▸ Material to process:
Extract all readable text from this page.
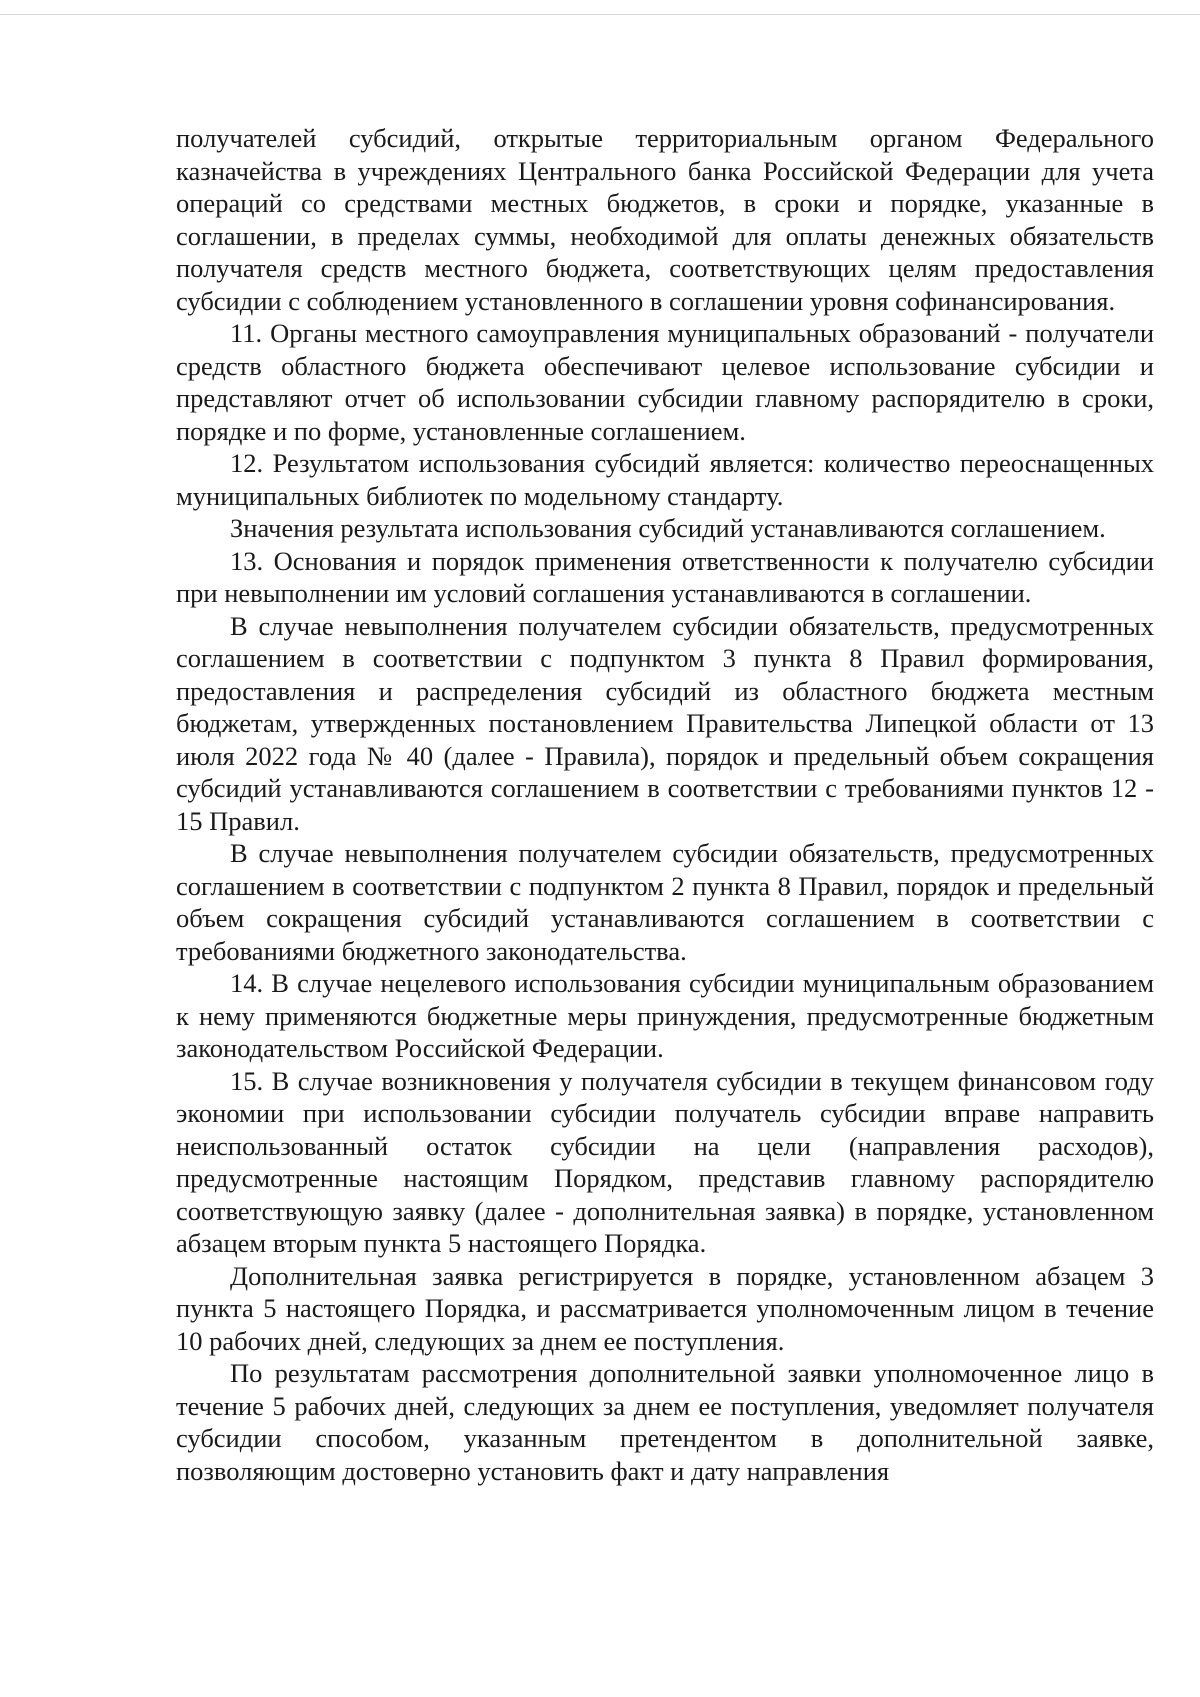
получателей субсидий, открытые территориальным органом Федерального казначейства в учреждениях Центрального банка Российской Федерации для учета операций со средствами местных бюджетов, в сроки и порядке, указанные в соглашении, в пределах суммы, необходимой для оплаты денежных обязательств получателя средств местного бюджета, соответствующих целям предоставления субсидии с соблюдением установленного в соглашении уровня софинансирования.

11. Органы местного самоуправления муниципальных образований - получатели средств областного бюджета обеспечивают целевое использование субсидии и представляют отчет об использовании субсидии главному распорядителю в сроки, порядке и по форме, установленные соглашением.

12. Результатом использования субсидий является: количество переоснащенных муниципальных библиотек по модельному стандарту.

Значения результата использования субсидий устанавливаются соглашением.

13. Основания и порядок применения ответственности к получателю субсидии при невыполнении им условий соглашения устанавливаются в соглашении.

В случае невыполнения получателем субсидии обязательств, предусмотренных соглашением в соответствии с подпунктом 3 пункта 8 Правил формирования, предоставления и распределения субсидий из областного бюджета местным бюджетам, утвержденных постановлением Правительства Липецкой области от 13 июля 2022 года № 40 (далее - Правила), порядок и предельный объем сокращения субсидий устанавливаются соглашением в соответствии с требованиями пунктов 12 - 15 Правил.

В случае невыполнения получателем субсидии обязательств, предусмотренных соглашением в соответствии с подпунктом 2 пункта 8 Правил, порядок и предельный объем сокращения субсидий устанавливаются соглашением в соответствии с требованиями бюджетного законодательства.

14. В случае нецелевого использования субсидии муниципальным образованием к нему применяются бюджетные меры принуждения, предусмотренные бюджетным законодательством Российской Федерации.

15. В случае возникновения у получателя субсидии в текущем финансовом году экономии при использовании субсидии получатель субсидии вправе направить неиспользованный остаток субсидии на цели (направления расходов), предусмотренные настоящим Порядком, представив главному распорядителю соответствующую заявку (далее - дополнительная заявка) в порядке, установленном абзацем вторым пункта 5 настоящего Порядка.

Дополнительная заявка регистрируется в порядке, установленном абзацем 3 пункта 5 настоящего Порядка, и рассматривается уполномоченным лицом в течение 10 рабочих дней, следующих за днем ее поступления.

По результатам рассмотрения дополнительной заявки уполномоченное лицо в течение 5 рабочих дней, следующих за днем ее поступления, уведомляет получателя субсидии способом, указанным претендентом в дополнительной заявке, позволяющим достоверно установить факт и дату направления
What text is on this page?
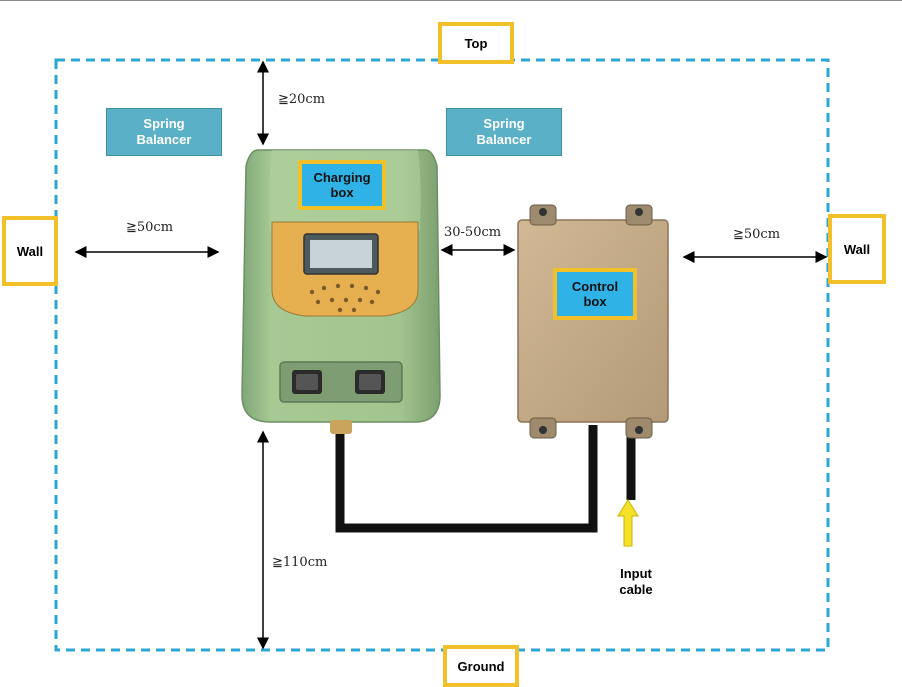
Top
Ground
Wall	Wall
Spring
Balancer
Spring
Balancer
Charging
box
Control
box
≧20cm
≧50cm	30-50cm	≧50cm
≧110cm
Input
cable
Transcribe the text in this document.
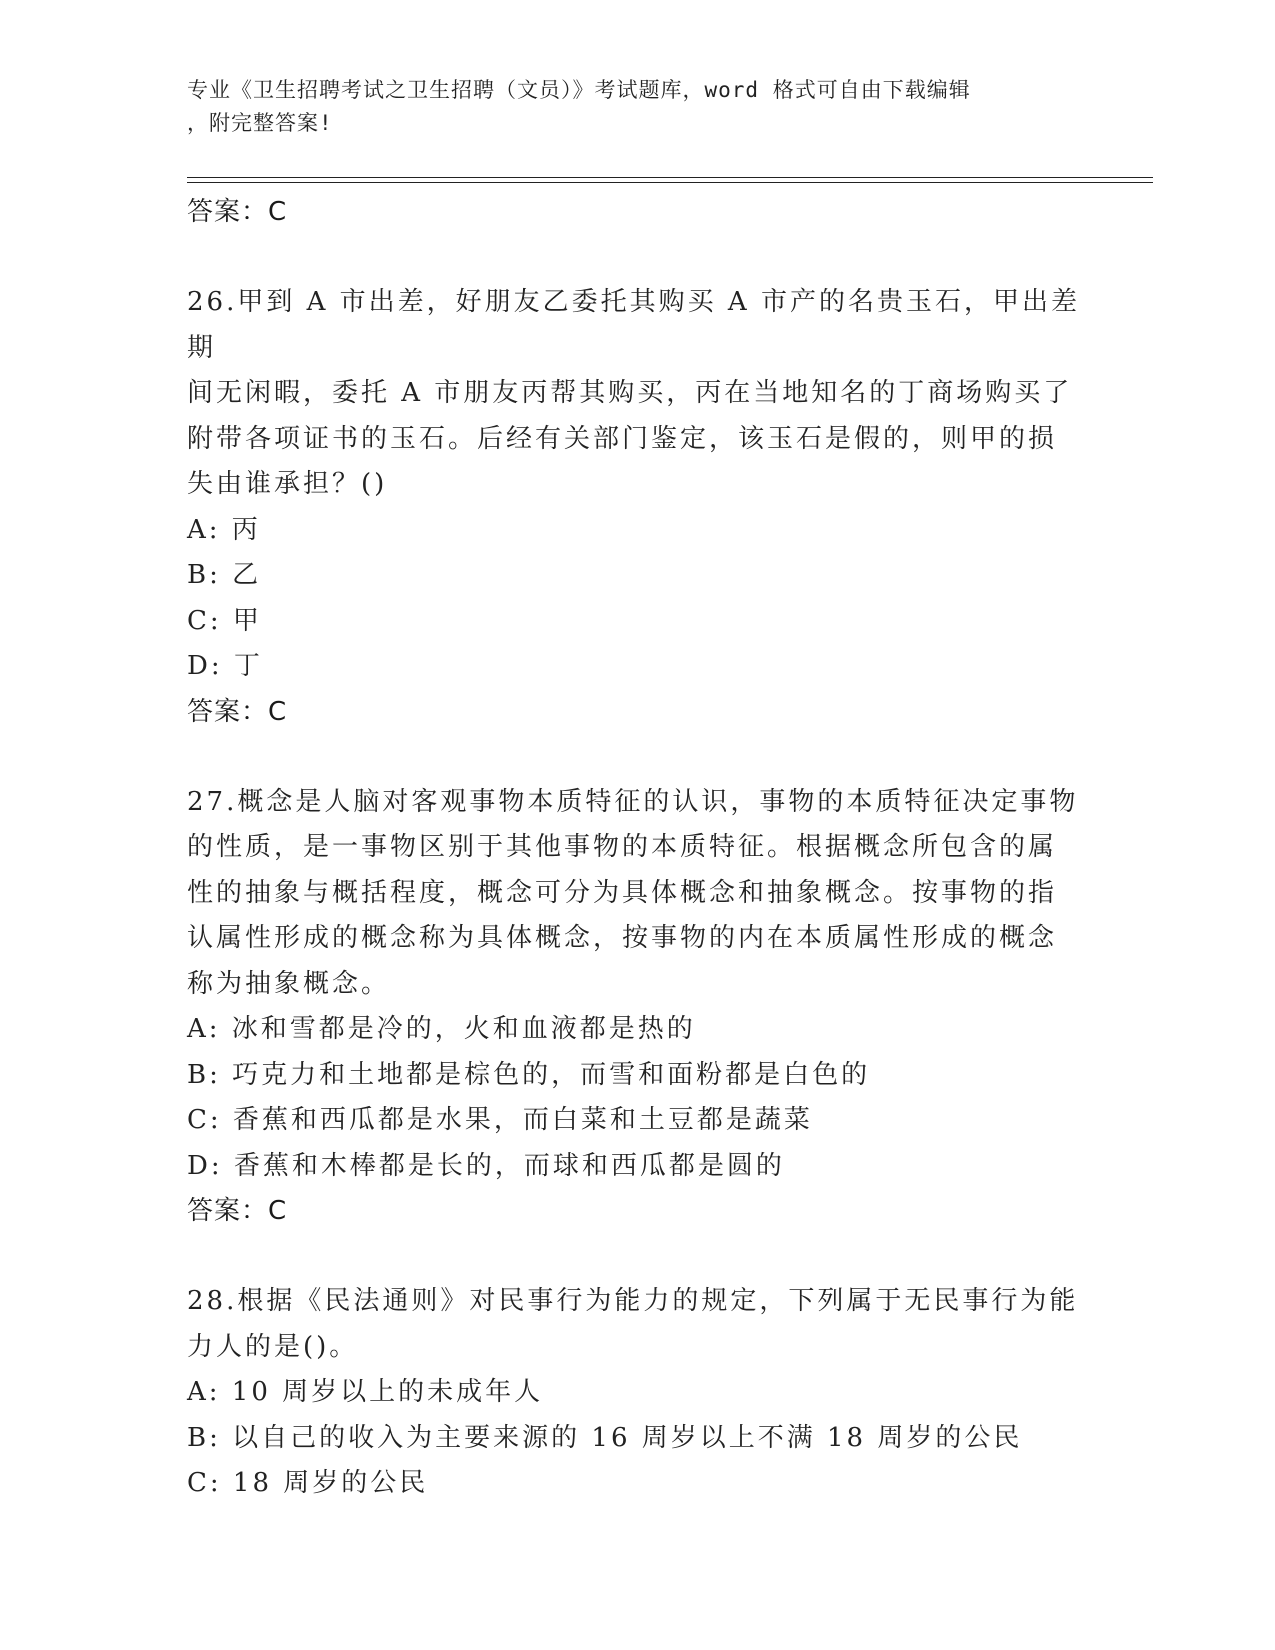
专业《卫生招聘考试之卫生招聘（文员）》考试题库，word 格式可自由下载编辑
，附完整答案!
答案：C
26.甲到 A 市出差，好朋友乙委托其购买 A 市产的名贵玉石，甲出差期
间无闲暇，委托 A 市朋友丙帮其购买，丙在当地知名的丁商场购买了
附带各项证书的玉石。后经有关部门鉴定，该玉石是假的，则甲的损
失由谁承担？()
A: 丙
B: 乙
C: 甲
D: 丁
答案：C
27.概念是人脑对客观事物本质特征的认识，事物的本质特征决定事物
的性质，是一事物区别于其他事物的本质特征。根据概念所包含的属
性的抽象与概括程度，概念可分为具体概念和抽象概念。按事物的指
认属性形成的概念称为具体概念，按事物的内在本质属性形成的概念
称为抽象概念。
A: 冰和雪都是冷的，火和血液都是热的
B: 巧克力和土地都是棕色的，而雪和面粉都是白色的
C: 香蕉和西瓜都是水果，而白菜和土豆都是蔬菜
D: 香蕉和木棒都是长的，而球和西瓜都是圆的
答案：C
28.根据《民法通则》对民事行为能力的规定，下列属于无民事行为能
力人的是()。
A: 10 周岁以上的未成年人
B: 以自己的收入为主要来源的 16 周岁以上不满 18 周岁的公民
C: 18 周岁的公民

▸ Aim of the task:
Omit the pictures, then output the rest of the listing exactly.

▸ Right answer:
Extract all readable text from this page.
получателей субсидий, открытые территориальным органом Федерального казначейства в учреждениях Центрального банка Российской Федерации для учета операций со средствами местных бюджетов, в сроки и порядке, указанные в соглашении, в пределах суммы, необходимой для оплаты денежных обязательств получателя средств местного бюджета, соответствующих целям предоставления субсидии с соблюдением установленного в соглашении уровня софинансирования.

11. Органы местного самоуправления муниципальных образований - получатели средств областного бюджета обеспечивают целевое использование субсидии и представляют отчет об использовании субсидии главному распорядителю в сроки, порядке и по форме, установленные соглашением.

12. Результатом использования субсидий является: количество переоснащенных муниципальных библиотек по модельному стандарту.

Значения результата использования субсидий устанавливаются соглашением.

13. Основания и порядок применения ответственности к получателю субсидии при невыполнении им условий соглашения устанавливаются в соглашении.

В случае невыполнения получателем субсидии обязательств, предусмотренных соглашением в соответствии с подпунктом 3 пункта 8 Правил формирования, предоставления и распределения субсидий из областного бюджета местным бюджетам, утвержденных постановлением Правительства Липецкой области от 13 июля 2022 года № 40 (далее - Правила), порядок и предельный объем сокращения субсидий устанавливаются соглашением в соответствии с требованиями пунктов 12 - 15 Правил.

В случае невыполнения получателем субсидии обязательств, предусмотренных соглашением в соответствии с подпунктом 2 пункта 8 Правил, порядок и предельный объем сокращения субсидий устанавливаются соглашением в соответствии с требованиями бюджетного законодательства.

14. В случае нецелевого использования субсидии муниципальным образованием к нему применяются бюджетные меры принуждения, предусмотренные бюджетным законодательством Российской Федерации.

15. В случае возникновения у получателя субсидии в текущем финансовом году экономии при использовании субсидии получатель субсидии вправе направить неиспользованный остаток субсидии на цели (направления расходов), предусмотренные настоящим Порядком, представив главному распорядителю соответствующую заявку (далее - дополнительная заявка) в порядке, установленном абзацем вторым пункта 5 настоящего Порядка.

Дополнительная заявка регистрируется в порядке, установленном абзацем 3 пункта 5 настоящего Порядка, и рассматривается уполномоченным лицом в течение 10 рабочих дней, следующих за днем ее поступления.

По результатам рассмотрения дополнительной заявки уполномоченное лицо в течение 5 рабочих дней, следующих за днем ее поступления, уведомляет получателя субсидии способом, указанным претендентом в дополнительной заявке, позволяющим достоверно установить факт и дату направления
What text is on this page?
Top
Ground
Wall	Wall
Spring
Balancer
Spring
Balancer
Charging
box
Control
box
≧20cm
≧50cm	30-50cm	≧50cm
≧110cm
Input
cable
Transcribe the text in this document.
专业《卫生招聘考试之卫生招聘（文员）》考试题库，word 格式可自由下载编辑
，附完整答案!
答案：C
26.甲到 A 市出差，好朋友乙委托其购买 A 市产的名贵玉石，甲出差期
间无闲暇，委托 A 市朋友丙帮其购买，丙在当地知名的丁商场购买了
附带各项证书的玉石。后经有关部门鉴定，该玉石是假的，则甲的损
失由谁承担？()
A: 丙
B: 乙
C: 甲
D: 丁
答案：C
27.概念是人脑对客观事物本质特征的认识，事物的本质特征决定事物
的性质，是一事物区别于其他事物的本质特征。根据概念所包含的属
性的抽象与概括程度，概念可分为具体概念和抽象概念。按事物的指
认属性形成的概念称为具体概念，按事物的内在本质属性形成的概念
称为抽象概念。
A: 冰和雪都是冷的，火和血液都是热的
B: 巧克力和土地都是棕色的，而雪和面粉都是白色的
C: 香蕉和西瓜都是水果，而白菜和土豆都是蔬菜
D: 香蕉和木棒都是长的，而球和西瓜都是圆的
答案：C
28.根据《民法通则》对民事行为能力的规定，下列属于无民事行为能
力人的是()。
A: 10 周岁以上的未成年人
B: 以自己的收入为主要来源的 16 周岁以上不满 18 周岁的公民
C: 18 周岁的公民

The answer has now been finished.